GIVEN REQUEST
Tally the lines of the listing that contain the word "JSON", then give the total and nothing else.

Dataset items
--- START ---

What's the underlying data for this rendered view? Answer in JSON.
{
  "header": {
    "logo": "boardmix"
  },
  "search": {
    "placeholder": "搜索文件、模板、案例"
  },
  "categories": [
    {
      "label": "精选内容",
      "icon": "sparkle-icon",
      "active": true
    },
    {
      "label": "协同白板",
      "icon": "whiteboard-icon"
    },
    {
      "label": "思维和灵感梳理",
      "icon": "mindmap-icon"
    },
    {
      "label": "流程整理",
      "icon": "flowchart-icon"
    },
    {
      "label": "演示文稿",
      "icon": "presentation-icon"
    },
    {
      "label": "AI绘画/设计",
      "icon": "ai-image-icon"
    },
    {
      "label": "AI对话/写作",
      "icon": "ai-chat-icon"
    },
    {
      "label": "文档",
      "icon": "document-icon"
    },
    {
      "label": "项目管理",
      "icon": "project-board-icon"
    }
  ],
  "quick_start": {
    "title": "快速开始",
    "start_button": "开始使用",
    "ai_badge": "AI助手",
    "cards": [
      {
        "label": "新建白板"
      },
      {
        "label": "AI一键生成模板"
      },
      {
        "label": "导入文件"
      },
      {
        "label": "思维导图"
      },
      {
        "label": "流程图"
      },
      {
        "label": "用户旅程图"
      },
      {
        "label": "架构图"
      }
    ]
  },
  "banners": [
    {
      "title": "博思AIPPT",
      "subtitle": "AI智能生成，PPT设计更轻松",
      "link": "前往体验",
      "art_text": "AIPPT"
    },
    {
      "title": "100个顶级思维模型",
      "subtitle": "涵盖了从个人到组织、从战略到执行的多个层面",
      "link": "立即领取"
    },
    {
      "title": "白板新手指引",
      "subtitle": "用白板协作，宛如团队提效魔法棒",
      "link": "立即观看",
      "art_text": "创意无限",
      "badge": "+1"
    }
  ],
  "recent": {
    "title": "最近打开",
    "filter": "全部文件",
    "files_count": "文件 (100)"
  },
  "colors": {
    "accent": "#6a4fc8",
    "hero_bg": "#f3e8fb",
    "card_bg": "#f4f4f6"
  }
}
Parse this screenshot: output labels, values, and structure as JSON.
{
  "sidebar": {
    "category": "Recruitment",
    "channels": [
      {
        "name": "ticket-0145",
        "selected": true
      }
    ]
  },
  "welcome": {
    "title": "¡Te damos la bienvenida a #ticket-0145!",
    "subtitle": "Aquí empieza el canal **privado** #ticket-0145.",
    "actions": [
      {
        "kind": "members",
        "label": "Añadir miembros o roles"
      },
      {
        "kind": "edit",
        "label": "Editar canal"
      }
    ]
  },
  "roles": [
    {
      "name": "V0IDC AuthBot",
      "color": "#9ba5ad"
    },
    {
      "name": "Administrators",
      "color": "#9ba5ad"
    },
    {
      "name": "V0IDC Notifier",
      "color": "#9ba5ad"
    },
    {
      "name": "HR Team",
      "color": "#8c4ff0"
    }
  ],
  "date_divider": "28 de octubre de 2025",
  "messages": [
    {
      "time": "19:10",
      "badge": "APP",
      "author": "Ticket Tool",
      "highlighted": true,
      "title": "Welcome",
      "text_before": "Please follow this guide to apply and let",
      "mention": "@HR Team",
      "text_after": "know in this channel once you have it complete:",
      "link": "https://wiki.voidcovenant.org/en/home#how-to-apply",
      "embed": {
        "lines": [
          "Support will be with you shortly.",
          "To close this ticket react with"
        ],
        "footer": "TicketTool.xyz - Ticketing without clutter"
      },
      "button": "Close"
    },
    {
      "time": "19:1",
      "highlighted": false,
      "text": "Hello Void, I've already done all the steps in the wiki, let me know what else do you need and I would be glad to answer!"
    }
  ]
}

--- END ---

EXERCISE ANSWER
2